- Problem to work on
Read the entries below and pull out each line with the string "устройства".

- Exercise data
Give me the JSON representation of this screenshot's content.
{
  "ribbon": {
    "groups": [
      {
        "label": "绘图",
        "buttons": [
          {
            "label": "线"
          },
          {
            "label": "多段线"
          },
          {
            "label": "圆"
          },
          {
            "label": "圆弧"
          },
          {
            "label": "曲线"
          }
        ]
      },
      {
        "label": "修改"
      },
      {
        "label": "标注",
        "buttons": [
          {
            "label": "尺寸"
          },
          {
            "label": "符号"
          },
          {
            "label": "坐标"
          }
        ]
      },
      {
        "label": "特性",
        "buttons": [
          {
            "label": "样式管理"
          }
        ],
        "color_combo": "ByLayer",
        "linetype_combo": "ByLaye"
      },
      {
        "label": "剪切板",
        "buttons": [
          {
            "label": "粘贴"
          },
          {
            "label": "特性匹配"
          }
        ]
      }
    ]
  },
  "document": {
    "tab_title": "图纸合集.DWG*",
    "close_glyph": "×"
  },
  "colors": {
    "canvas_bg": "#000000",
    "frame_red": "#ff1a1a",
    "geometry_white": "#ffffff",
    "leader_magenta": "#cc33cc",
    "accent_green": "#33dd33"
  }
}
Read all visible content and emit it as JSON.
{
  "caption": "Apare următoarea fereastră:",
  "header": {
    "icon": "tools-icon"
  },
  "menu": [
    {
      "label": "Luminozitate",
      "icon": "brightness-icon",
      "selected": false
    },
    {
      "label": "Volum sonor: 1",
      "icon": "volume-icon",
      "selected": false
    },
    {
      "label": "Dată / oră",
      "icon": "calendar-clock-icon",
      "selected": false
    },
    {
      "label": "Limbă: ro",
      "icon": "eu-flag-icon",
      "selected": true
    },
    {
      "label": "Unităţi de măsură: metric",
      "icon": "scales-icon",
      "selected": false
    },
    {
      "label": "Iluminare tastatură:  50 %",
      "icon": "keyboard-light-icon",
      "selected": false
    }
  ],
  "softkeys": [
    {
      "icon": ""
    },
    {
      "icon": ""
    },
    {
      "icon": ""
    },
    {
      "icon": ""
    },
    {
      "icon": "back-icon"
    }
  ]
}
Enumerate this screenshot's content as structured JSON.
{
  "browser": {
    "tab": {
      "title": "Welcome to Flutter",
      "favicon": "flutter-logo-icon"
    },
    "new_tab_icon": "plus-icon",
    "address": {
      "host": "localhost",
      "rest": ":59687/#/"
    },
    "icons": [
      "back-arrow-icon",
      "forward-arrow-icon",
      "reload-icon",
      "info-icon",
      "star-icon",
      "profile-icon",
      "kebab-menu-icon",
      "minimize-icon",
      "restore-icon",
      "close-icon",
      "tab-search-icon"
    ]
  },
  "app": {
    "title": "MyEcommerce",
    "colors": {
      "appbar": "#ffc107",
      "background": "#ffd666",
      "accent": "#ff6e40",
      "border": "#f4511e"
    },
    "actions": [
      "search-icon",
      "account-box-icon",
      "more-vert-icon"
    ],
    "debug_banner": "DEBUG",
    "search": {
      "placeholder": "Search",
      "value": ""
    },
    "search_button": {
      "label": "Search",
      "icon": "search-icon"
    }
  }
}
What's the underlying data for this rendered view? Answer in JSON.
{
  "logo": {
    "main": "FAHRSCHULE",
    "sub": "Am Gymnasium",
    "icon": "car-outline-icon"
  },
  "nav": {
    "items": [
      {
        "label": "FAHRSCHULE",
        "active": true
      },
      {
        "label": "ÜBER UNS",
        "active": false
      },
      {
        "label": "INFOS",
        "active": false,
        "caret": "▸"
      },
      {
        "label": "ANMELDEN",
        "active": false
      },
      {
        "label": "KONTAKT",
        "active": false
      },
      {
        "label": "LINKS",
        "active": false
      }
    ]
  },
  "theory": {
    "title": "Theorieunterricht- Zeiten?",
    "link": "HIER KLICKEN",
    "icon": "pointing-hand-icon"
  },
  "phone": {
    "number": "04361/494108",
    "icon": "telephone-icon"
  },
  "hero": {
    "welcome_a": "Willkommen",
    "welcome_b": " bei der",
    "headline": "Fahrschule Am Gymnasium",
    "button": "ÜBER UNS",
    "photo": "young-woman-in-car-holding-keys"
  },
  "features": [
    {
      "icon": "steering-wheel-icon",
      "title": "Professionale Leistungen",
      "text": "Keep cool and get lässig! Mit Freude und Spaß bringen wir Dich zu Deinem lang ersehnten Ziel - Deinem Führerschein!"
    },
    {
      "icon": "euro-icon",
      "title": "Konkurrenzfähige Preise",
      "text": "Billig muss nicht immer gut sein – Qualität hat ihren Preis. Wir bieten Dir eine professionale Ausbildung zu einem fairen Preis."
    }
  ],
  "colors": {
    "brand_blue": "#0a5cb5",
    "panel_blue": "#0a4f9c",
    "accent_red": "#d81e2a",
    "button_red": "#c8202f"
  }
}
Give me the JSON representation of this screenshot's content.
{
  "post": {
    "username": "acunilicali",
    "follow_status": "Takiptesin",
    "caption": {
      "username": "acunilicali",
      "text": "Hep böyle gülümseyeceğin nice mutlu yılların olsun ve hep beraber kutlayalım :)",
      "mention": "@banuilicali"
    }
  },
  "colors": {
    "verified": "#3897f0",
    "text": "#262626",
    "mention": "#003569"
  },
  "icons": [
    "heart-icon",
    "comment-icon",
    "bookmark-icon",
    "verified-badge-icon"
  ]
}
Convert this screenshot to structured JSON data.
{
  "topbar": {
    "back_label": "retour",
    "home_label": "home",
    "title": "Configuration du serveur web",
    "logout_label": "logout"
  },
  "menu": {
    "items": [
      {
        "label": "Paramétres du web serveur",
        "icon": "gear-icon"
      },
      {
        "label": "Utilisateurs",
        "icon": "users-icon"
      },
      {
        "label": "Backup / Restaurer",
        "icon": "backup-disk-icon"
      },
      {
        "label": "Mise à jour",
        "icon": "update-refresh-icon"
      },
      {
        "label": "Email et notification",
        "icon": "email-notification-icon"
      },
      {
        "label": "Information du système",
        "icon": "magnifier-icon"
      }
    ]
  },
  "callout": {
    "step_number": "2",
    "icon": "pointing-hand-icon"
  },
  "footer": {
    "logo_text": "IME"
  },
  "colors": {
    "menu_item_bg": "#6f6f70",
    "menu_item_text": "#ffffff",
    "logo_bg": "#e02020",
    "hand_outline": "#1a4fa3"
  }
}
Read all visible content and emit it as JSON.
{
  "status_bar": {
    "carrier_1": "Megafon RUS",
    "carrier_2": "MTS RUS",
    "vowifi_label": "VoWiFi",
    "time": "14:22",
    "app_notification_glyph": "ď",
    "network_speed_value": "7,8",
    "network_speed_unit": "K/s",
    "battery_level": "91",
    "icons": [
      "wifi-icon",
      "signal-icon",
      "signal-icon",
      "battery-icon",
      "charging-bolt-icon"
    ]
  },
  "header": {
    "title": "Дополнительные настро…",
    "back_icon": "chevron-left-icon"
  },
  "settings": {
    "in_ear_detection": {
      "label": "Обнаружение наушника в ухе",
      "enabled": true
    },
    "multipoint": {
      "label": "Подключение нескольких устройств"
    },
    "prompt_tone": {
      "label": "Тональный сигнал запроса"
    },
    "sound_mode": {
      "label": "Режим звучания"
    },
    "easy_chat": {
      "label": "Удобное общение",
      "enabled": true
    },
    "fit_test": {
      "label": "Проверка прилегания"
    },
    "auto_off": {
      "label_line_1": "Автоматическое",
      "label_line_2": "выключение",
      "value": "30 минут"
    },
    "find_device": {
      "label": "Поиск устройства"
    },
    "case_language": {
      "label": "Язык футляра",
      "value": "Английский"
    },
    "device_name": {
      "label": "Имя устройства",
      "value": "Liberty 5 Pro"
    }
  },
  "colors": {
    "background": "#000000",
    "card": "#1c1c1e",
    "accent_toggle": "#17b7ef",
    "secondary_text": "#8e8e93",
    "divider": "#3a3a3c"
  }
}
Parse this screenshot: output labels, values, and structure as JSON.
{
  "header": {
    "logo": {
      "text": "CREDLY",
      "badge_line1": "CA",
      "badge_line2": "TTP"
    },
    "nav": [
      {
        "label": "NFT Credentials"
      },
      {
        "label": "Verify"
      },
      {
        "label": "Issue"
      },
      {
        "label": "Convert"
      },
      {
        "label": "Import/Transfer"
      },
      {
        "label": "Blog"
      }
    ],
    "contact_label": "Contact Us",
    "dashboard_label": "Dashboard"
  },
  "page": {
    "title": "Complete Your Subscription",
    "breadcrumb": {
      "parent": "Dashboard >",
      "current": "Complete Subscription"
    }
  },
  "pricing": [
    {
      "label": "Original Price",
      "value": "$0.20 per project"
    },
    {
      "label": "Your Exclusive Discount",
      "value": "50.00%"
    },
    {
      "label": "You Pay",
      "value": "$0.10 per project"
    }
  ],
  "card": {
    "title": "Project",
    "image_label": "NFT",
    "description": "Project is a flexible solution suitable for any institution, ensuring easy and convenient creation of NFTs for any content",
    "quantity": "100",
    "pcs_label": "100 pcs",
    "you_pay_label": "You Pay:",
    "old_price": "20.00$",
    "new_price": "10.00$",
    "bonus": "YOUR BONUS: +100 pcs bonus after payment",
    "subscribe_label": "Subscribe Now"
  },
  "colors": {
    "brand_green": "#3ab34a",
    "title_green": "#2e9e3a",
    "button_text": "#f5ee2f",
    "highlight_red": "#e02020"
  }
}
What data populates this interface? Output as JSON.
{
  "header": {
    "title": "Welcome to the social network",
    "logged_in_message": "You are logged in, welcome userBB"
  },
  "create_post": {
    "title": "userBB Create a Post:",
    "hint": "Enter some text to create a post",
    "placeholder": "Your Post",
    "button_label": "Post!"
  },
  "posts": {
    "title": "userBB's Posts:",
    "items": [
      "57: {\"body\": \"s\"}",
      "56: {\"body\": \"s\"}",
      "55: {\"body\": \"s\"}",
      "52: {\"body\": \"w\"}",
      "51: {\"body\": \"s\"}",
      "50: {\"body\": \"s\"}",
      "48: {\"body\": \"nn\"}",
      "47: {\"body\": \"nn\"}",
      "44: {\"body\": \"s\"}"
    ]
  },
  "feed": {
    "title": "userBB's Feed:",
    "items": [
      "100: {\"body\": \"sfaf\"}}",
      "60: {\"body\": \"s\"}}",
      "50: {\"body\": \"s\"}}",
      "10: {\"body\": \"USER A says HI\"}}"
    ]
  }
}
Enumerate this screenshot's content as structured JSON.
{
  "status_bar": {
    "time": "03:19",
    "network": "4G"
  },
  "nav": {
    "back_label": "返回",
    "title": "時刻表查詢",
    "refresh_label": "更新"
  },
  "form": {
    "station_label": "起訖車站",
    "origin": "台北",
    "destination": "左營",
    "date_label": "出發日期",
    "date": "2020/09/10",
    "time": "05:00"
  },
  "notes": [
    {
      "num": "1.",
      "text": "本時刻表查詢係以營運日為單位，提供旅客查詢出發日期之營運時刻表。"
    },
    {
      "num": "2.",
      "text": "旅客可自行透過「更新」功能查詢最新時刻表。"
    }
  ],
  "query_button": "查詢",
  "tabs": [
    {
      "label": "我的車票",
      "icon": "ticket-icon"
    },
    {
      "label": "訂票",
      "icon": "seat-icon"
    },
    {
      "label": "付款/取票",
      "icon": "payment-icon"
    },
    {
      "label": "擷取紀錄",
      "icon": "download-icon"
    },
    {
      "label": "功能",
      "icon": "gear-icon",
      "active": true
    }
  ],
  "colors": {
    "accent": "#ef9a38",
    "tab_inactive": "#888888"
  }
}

- Problem solution
      "label": "Поиск устройства"
      "label": "Имя устройства",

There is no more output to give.